==== Records supplied ====
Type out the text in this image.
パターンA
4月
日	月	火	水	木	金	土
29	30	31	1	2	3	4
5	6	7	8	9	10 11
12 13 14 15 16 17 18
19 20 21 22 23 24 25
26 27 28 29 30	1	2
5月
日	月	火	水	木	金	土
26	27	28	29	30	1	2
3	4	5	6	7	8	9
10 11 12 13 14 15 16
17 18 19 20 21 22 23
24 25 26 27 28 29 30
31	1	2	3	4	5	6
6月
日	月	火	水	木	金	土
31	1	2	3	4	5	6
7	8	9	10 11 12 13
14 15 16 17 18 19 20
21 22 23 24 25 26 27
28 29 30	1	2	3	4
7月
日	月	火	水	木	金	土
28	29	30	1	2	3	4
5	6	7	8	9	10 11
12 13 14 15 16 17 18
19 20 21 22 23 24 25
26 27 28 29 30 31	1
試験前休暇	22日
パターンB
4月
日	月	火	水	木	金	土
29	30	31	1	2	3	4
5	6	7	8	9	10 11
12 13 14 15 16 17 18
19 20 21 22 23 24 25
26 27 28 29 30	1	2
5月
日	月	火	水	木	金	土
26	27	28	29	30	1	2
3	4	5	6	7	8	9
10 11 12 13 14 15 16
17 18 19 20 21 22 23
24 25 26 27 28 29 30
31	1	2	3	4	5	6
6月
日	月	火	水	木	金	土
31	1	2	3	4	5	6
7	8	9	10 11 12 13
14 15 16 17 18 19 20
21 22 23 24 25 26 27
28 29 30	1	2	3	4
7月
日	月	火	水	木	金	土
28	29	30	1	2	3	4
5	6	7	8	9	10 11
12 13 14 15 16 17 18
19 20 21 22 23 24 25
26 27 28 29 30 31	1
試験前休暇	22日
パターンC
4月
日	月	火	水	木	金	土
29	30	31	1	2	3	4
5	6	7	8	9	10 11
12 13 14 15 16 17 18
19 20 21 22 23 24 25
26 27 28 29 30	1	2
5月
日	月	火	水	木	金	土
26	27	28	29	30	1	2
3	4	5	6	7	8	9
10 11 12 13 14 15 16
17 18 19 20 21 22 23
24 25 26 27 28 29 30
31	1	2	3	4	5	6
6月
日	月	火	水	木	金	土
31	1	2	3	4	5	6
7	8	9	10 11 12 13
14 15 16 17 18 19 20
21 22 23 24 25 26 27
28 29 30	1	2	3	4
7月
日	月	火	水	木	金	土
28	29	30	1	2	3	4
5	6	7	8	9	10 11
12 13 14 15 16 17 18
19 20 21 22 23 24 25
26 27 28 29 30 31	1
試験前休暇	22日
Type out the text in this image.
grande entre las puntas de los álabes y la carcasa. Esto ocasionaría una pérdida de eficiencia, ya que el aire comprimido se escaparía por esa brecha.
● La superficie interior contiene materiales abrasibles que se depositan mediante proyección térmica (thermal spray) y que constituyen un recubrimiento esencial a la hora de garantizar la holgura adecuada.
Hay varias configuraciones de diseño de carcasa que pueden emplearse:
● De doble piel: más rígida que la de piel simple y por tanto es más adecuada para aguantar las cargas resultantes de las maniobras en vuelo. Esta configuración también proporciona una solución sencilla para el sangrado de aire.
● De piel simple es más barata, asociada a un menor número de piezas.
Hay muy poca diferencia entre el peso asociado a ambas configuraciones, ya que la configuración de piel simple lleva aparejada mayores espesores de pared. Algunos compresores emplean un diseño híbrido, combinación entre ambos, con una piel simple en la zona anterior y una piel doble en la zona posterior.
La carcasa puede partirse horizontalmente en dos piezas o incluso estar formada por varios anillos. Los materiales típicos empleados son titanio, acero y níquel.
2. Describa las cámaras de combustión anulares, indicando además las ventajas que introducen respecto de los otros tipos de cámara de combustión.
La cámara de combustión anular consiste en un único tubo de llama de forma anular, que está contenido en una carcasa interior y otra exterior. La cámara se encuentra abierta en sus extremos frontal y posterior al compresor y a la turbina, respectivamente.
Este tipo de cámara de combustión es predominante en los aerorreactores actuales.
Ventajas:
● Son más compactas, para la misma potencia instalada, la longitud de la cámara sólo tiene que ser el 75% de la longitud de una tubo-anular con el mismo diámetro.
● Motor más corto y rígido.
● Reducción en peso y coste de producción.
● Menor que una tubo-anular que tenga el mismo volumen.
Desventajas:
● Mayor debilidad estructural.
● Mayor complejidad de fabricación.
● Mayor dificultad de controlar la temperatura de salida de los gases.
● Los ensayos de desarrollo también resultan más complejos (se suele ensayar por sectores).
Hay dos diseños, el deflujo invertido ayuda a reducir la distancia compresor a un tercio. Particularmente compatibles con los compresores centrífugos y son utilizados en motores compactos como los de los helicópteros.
====
Do this ::
Of all the lines above, how many contain the word "carcasa"? Answer with only the number.

Expected answer ::
4